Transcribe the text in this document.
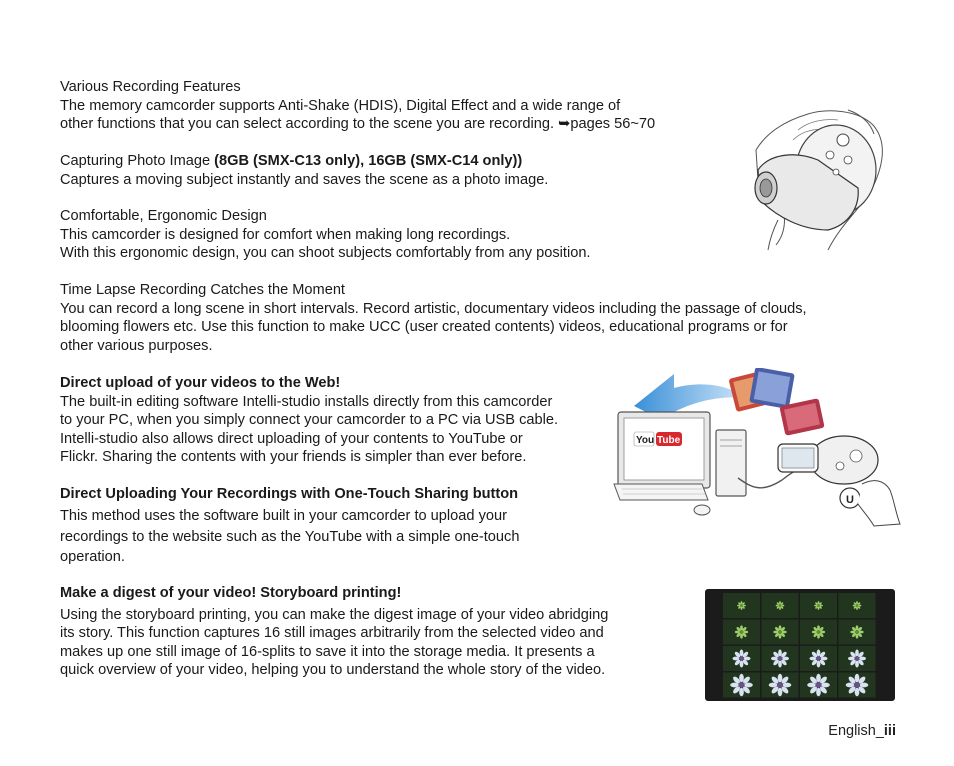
Various Recording Features

The memory camcorder supports Anti-Shake (HDIS), Digital Effect and a wide range of

other functions that you can select according to the scene you are recording. ➥pages 56~70

Capturing Photo Image (8GB (SMX-C13 only), 16GB (SMX-C14 only))

Captures a moving subject instantly and saves the scene as a photo image.

Comfortable, Ergonomic Design

This camcorder is designed for comfort when making long recordings.

With this ergonomic design, you can shoot subjects comfortably from any position.

Time Lapse Recording Catches the Moment

You can record a long scene in short intervals. Record artistic, documentary videos including the passage of clouds,

blooming flowers etc. Use this function to make UCC (user created contents) videos, educational programs or for

other various purposes.

Direct upload of your videos to the Web!

The built-in editing software Intelli-studio installs directly from this camcorder

to your PC, when you simply connect your camcorder to a PC via USB cable.

Intelli-studio also allows direct uploading of your contents to YouTube or

Flickr. Sharing the contents with your friends is simpler than ever before.

Direct Uploading Your Recordings with One-Touch Sharing button

This method uses the software built in your camcorder to upload your

recordings to the website such as the YouTube with a simple one-touch

operation.

Make a digest of your video! Storyboard printing!

Using the storyboard printing, you can make the digest image of your video abridging

its story. This function captures 16 still images arbitrarily from the selected video and

makes up one still image of 16-splits to save it into the storage media. It presents a

quick overview of your video, helping you to understand the whole story of the video.

You Tube
U
English_iii
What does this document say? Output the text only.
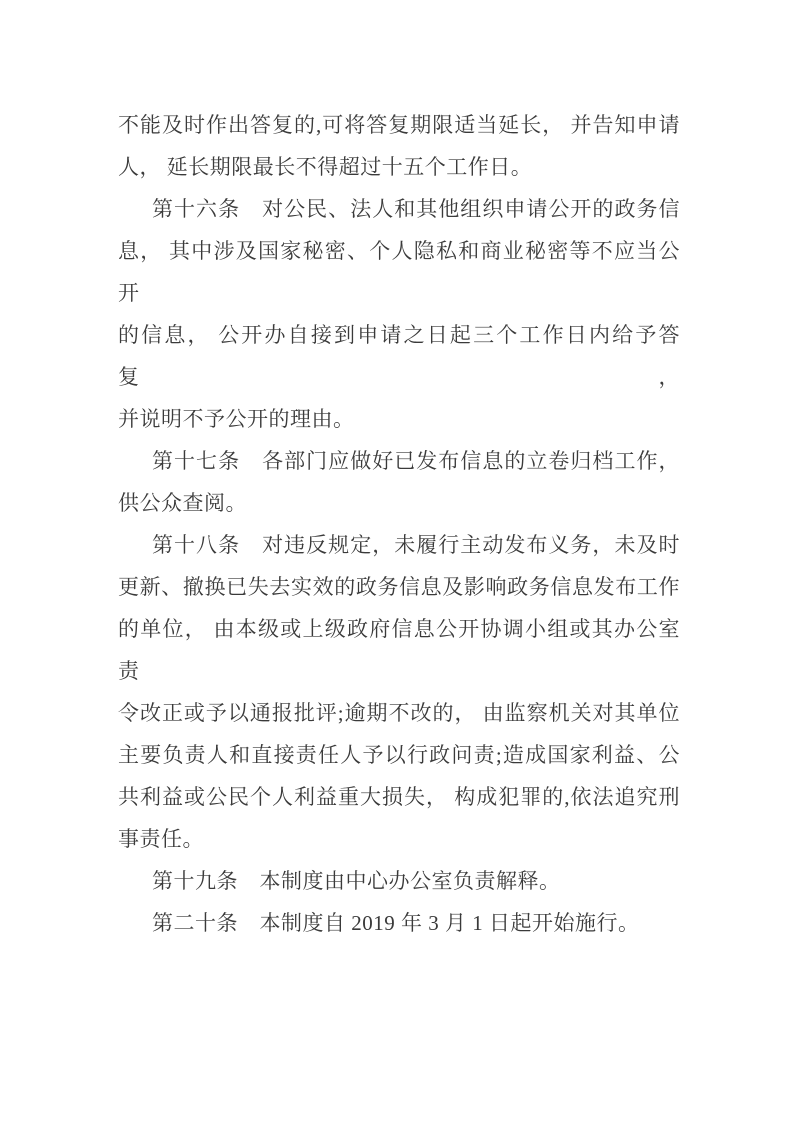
不能及时作出答复的,可将答复期限适当延长， 并告知申请
人， 延长期限最长不得超过十五个工作日。
第十六条　对公民、法人和其他组织申请公开的政务信
息， 其中涉及国家秘密、个人隐私和商业秘密等不应当公开
的信息， 公开办自接到申请之日起三个工作日内给予答复，
并说明不予公开的理由。
第十七条　各部门应做好已发布信息的立卷归档工作，
供公众查阅。
第十八条　对违反规定，未履行主动发布义务，未及时
更新、撤换已失去实效的政务信息及影响政务信息发布工作
的单位， 由本级或上级政府信息公开协调小组或其办公室责
令改正或予以通报批评;逾期不改的， 由监察机关对其单位
主要负责人和直接责任人予以行政问责;造成国家利益、公
共利益或公民个人利益重大损失， 构成犯罪的,依法追究刑
事责任。
第十九条　本制度由中心办公室负责解释。
第二十条　本制度自 2019 年 3 月 1 日起开始施行。
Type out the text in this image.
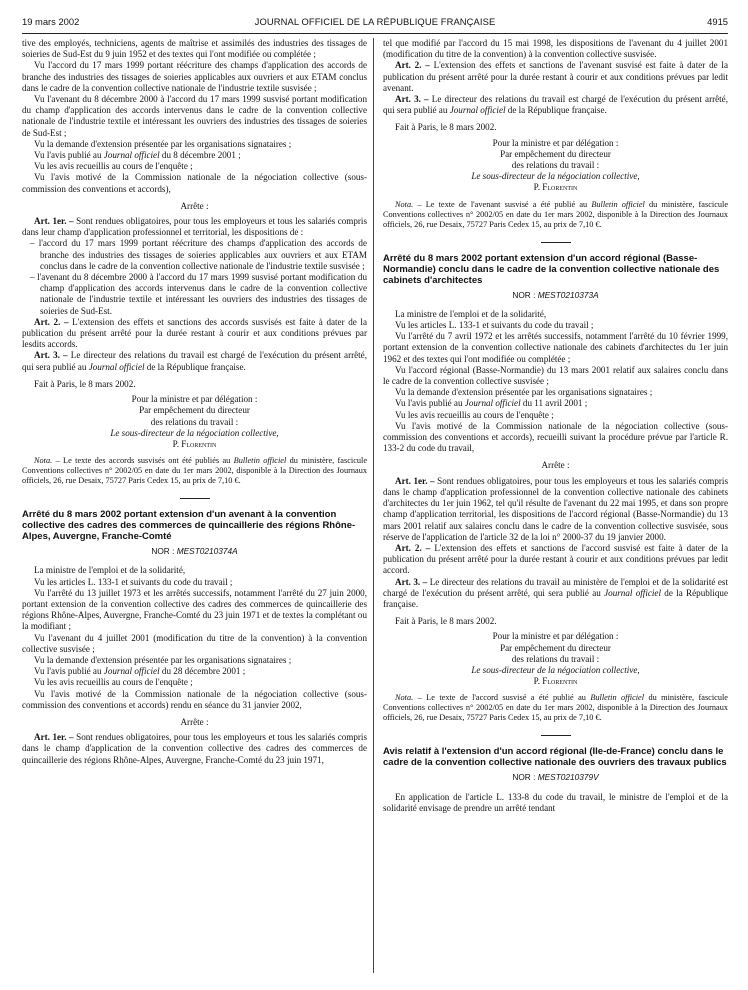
19 mars 2002	JOURNAL OFFICIEL DE LA RÉPUBLIQUE FRANÇAISE	4915

tive des employés, techniciens, agents de maîtrise et assimilés des industries des tissages de soieries de Sud-Est du 9 juin 1952 et des textes qui l'ont modifiée ou complétée ;

Vu l'accord du 17 mars 1999 portant réécriture des champs d'application des accords de branche des industries des tissages de soieries applicables aux ouvriers et aux ETAM conclus dans le cadre de la convention collective nationale de l'industrie textile susvisée ;

Vu l'avenant du 8 décembre 2000 à l'accord du 17 mars 1999 susvisé portant modification du champ d'application des accords intervenus dans le cadre de la convention collective nationale de l'industrie textile et intéressant les ouvriers des industries des tissages de soieries de Sud-Est ;

Vu la demande d'extension présentée par les organisations signataires ;

Vu l'avis publié au Journal officiel du 8 décembre 2001 ;

Vu les avis recueillis au cours de l'enquête ;

Vu l'avis motivé de la Commission nationale de la négociation collective (sous-commission des conventions et accords),

Arrête :

Art. 1er. – Sont rendues obligatoires, pour tous les employeurs et tous les salariés compris dans leur champ d'application professionnel et territorial, les dispositions de :

– l'accord du 17 mars 1999 portant réécriture des champs d'application des accords de branche des industries des tissages de soieries applicables aux ouvriers et aux ETAM conclus dans le cadre de la convention collective nationale de l'industrie textile susvisée ;

– l'avenant du 8 décembre 2000 à l'accord du 17 mars 1999 susvisé portant modification du champ d'application des accords intervenus dans le cadre de la convention collective nationale de l'industrie textile et intéressant les ouvriers des industries des tissages de soieries de Sud-Est.

Art. 2. – L'extension des effets et sanctions des accords susvisés est faite à dater de la publication du présent arrêté pour la durée restant à courir et aux conditions prévues par lesdits accords.

Art. 3. – Le directeur des relations du travail est chargé de l'exécution du présent arrêté, qui sera publié au Journal officiel de la République française.

Fait à Paris, le 8 mars 2002.

Pour la ministre et par délégation :
Par empêchement du directeur
des relations du travail :
Le sous-directeur de la négociation collective,
P. Florentin

Nota. – Le texte des accords susvisés ont été publiés au Bulletin officiel du ministère, fascicule Conventions collectives n° 2002/05 en date du 1er mars 2002, disponible à la Direction des Journaux officiels, 26, rue Desaix, 75727 Paris Cedex 15, au prix de 7,10 €.

Arrêté du 8 mars 2002 portant extension d'un avenant à la convention collective des cadres des commerces de quincaillerie des régions Rhône-Alpes, Auvergne, Franche-Comté

NOR : MEST0210374A

La ministre de l'emploi et de la solidarité,

Vu les articles L. 133-1 et suivants du code du travail ;

Vu l'arrêté du 13 juillet 1973 et les arrêtés successifs, notamment l'arrêté du 27 juin 2000, portant extension de la convention collective des cadres des commerces de quincaillerie des régions Rhône-Alpes, Auvergne, Franche-Comté du 23 juin 1971 et de textes la complétant ou la modifiant ;

Vu l'avenant du 4 juillet 2001 (modification du titre de la convention) à la convention collective susvisée ;

Vu la demande d'extension présentée par les organisations signataires ;

Vu l'avis publié au Journal officiel du 28 décembre 2001 ;

Vu les avis recueillis au cours de l'enquête ;

Vu l'avis motivé de la Commission nationale de la négociation collective (sous-commission des conventions et accords) rendu en séance du 31 janvier 2002,

Arrête :

Art. 1er. – Sont rendues obligatoires, pour tous les employeurs et tous les salariés compris dans le champ d'application de la convention collective des cadres des commerces de quincaillerie des régions Rhône-Alpes, Auvergne, Franche-Comté du 23 juin 1971,

tel que modifié par l'accord du 15 mai 1998, les dispositions de l'avenant du 4 juillet 2001 (modification du titre de la convention) à la convention collective susvisée.

Art. 2. – L'extension des effets et sanctions de l'avenant susvisé est faite à dater de la publication du présent arrêté pour la durée restant à courir et aux conditions prévues par ledit avenant.

Art. 3. – Le directeur des relations du travail est chargé de l'exécution du présent arrêté, qui sera publié au Journal officiel de la République française.

Fait à Paris, le 8 mars 2002.

Pour la ministre et par délégation :
Par empêchement du directeur
des relations du travail :
Le sous-directeur de la négociation collective,
P. Florentin

Nota. – Le texte de l'avenant susvisé a été publié au Bulletin officiel du ministère, fascicule Conventions collectives n° 2002/05 en date du 1er mars 2002, disponible à la Direction des Journaux officiels, 26, rue Desaix, 75727 Paris Cedex 15, au prix de 7,10 €.

Arrêté du 8 mars 2002 portant extension d'un accord régional (Basse-Normandie) conclu dans le cadre de la convention collective nationale des cabinets d'architectes

NOR : MEST0210373A

La ministre de l'emploi et de la solidarité,

Vu les articles L. 133-1 et suivants du code du travail ;

Vu l'arrêté du 7 avril 1972 et les arrêtés successifs, notamment l'arrêté du 10 février 1999, portant extension de la convention collective nationale des cabinets d'architectes du 1er juin 1962 et des textes qui l'ont modifiée ou complétée ;

Vu l'accord régional (Basse-Normandie) du 13 mars 2001 relatif aux salaires conclu dans le cadre de la convention collective susvisée ;

Vu la demande d'extension présentée par les organisations signataires ;

Vu l'avis publié au Journal officiel du 11 avril 2001 ;

Vu les avis recueillis au cours de l'enquête ;

Vu l'avis motivé de la Commission nationale de la négociation collective (sous-commission des conventions et accords), recueilli suivant la procédure prévue par l'article R. 133-2 du code du travail,

Arrête :

Art. 1er. – Sont rendues obligatoires, pour tous les employeurs et tous les salariés compris dans le champ d'application professionnel de la convention collective nationale des cabinets d'architectes du 1er juin 1962, tel qu'il résulte de l'avenant du 22 mai 1995, et dans son propre champ d'application territorial, les dispositions de l'accord régional (Basse-Normandie) du 13 mars 2001 relatif aux salaires conclu dans le cadre de la convention collective susvisée, sous réserve de l'application de l'article 32 de la loi n° 2000-37 du 19 janvier 2000.

Art. 2. – L'extension des effets et sanctions de l'accord susvisé est faite à dater de la publication du présent arrêté pour la durée restant à courir et aux conditions prévues par ledit accord.

Art. 3. – Le directeur des relations du travail au ministère de l'emploi et de la solidarité est chargé de l'exécution du présent arrêté, qui sera publié au Journal officiel de la République française.

Fait à Paris, le 8 mars 2002.

Pour la ministre et par délégation :
Par empêchement du directeur
des relations du travail :
Le sous-directeur de la négociation collective,
P. Florentin

Nota. – Le texte de l'accord susvisé a été publié au Bulletin officiel du ministère, fascicule Conventions collectives n° 2002/05 en date du 1er mars 2002, disponible à la Direction des Journaux officiels, 26, rue Desaix, 75727 Paris Cedex 15, au prix de 7,10 €.

Avis relatif à l'extension d'un accord régional (Ile-de-France) conclu dans le cadre de la convention collective nationale des ouvriers des travaux publics

NOR : MEST0210379V

En application de l'article L. 133-8 du code du travail, le ministre de l'emploi et de la solidarité envisage de prendre un arrêté tendant
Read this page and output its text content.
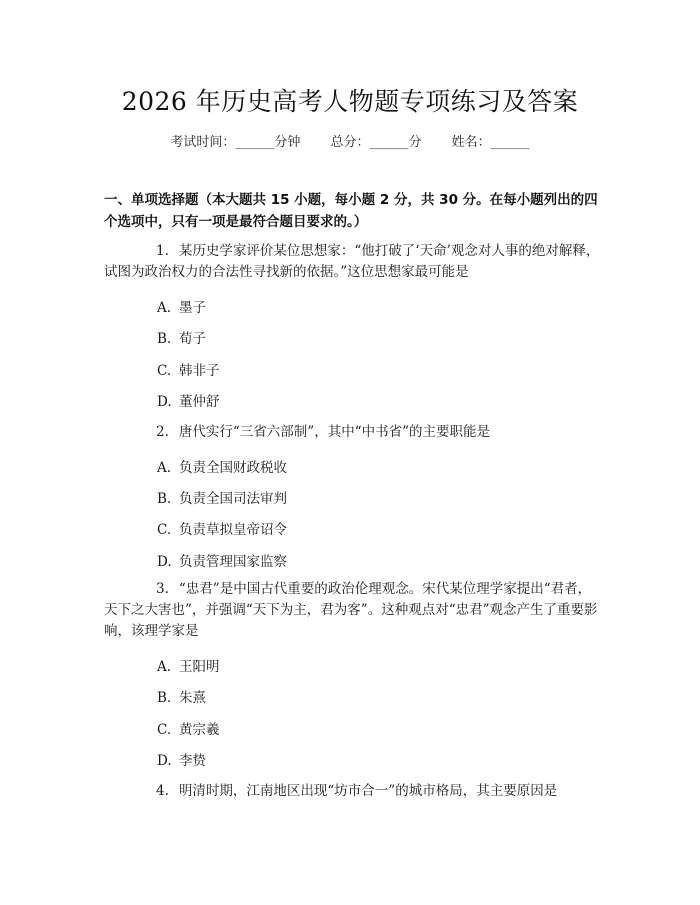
2026 年历史高考人物题专项练习及答案
考试时间：______分钟 总分：______分 姓名：______
一、单项选择题（本大题共 15 小题，每小题 2 分，共 30 分。在每小题列出的四个选项中，只有一项是最符合题目要求的。）
1. 某历史学家评价某位思想家：“他打破了‘天命’观念对人事的绝对解释，试图为政治权力的合法性寻找新的依据。”这位思想家最可能是
A. 墨子
B. 荀子
C. 韩非子
D. 董仲舒
2. 唐代实行“三省六部制”，其中“中书省”的主要职能是
A. 负责全国财政税收
B. 负责全国司法审判
C. 负责草拟皇帝诏令
D. 负责管理国家监察
3. “忠君”是中国古代重要的政治伦理观念。宋代某位理学家提出“君者，天下之大害也”，并强调“天下为主，君为客”。这种观点对“忠君”观念产生了重要影响，该理学家是
A. 王阳明
B. 朱熹
C. 黄宗羲
D. 李贽
4. 明清时期，江南地区出现“坊市合一”的城市格局，其主要原因是
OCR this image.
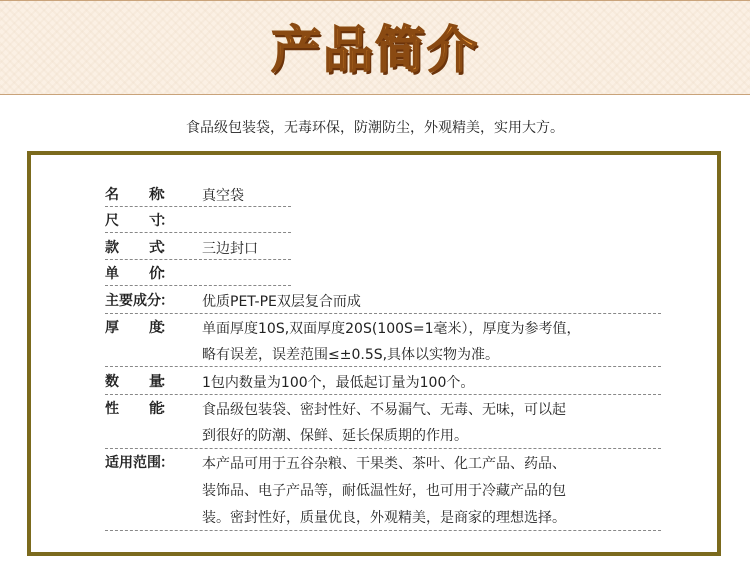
产品简介
食品级包装袋，无毒环保，防潮防尘，外观精美，实用大方。
名 称
： 真空袋
尺 寸
：
款 式
： 三边封口
单 价
：
主要成分 ： 优质PET-PE双层复合而成
厚 度
： 单面厚度10S,双面厚度20S(100S=1毫米），厚度为参考值，
略有误差，误差范围≤±0.5S,具体以实物为准。
数 量
： 1包内数量为100个，最低起订量为100个。
性 能
： 食品级包装袋、密封性好、不易漏气、无毒、无味，可以起
到很好的防潮、保鲜、延长保质期的作用。
适用范围 ： 本产品可用于五谷杂粮、干果类、茶叶、化工产品、药品、
装饰品、电子产品等，耐低温性好，也可用于冷藏产品的包
装。密封性好，质量优良，外观精美，是商家的理想选择。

> **Directive**
Copy all lines from the material that contain "notamment".

> **Output of the exercise**
Vu l'arrêté du 13 juillet 1973 et les arrêtés successifs, notamment l'arrêté du 27 juin 2000, portant extension de la convention collective des cadres des commerces de quincaillerie des régions Rhône-Alpes, Auvergne, Franche-Comté du 23 juin 1971 et de textes la complétant ou la modifiant ;
Vu l'arrêté du 7 avril 1972 et les arrêtés successifs, notamment l'arrêté du 10 février 1999, portant extension de la convention collective nationale des cabinets d'architectes du 1er juin 1962 et des textes qui l'ont modifiée ou complétée ;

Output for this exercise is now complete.